Each record below is to be reproduced without any change.

Recorded data:
────────────────────────────────────────

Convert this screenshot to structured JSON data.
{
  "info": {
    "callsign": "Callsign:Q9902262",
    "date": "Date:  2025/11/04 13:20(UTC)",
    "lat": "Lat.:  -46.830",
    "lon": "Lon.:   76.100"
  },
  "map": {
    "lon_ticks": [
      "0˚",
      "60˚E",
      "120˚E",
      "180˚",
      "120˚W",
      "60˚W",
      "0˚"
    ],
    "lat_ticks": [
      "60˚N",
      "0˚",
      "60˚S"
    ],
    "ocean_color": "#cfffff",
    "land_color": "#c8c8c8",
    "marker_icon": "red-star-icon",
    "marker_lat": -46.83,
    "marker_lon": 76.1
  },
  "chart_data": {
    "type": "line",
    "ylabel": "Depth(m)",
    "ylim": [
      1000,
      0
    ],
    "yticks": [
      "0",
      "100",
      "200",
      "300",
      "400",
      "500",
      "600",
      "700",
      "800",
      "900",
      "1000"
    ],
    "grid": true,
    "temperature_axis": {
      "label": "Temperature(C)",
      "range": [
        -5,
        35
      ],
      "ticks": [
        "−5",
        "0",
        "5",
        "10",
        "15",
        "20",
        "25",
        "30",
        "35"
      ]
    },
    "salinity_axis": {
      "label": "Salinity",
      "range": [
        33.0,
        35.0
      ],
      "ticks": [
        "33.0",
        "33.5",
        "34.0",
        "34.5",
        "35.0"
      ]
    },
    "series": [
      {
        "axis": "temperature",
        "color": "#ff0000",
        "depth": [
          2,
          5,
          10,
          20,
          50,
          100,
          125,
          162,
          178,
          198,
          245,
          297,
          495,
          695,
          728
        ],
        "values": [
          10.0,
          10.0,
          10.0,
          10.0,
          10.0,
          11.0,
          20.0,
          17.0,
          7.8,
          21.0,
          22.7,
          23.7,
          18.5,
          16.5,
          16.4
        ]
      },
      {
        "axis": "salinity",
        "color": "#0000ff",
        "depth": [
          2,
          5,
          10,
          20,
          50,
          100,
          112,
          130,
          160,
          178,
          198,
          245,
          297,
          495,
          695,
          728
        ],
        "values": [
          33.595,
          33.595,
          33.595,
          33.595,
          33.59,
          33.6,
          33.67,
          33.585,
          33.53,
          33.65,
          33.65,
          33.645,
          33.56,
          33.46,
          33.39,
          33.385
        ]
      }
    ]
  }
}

────────────────────────────────────────

THE COMPLETED TASK:
Convert this screenshot to structured JSON data.
{
  "info": {
    "callsign": "Callsign:Q9902262",
    "date": "Date:  2025/11/04 13:20(UTC)",
    "lat": "Lat.:  -46.830",
    "lon": "Lon.:   76.100"
  },
  "map": {
    "lon_ticks": [
      "0˚",
      "60˚E",
      "120˚E",
      "180˚",
      "120˚W",
      "60˚W",
      "0˚"
    ],
    "lat_ticks": [
      "60˚N",
      "0˚",
      "60˚S"
    ],
    "ocean_color": "#cfffff",
    "land_color": "#c8c8c8",
    "marker_icon": "red-star-icon",
    "marker_lat": -46.83,
    "marker_lon": 76.1
  },
  "chart_data": {
    "type": "line",
    "ylabel": "Depth(m)",
    "ylim": [
      1000,
      0
    ],
    "yticks": [
      "0",
      "100",
      "200",
      "300",
      "400",
      "500",
      "600",
      "700",
      "800",
      "900",
      "1000"
    ],
    "grid": true,
    "temperature_axis": {
      "label": "Temperature(C)",
      "range": [
        -5,
        35
      ],
      "ticks": [
        "−5",
        "0",
        "5",
        "10",
        "15",
        "20",
        "25",
        "30",
        "35"
      ]
    },
    "salinity_axis": {
      "label": "Salinity",
      "range": [
        33.0,
        35.0
      ],
      "ticks": [
        "33.0",
        "33.5",
        "34.0",
        "34.5",
        "35.0"
      ]
    },
    "series": [
      {
        "axis": "temperature",
        "color": "#ff0000",
        "depth": [
          2,
          5,
          10,
          20,
          50,
          100,
          125,
          162,
          178,
          198,
          245,
          297,
          495,
          695,
          728
        ],
        "values": [
          10.0,
          10.0,
          10.0,
          10.0,
          10.0,
          11.0,
          20.0,
          17.0,
          7.8,
          21.0,
          22.7,
          23.7,
          18.5,
          16.5,
          16.4
        ]
      },
      {
        "axis": "salinity",
        "color": "#0000ff",
        "depth": [
          2,
          5,
          10,
          20,
          50,
          100,
          112,
          130,
          160,
          178,
          198,
          245,
          297,
          495,
          695,
          728
        ],
        "values": [
          33.595,
          33.595,
          33.595,
          33.595,
          33.59,
          33.6,
          33.67,
          33.585,
          33.53,
          33.65,
          33.65,
          33.645,
          33.56,
          33.46,
          33.39,
          33.385
        ]
      }
    ]
  }
}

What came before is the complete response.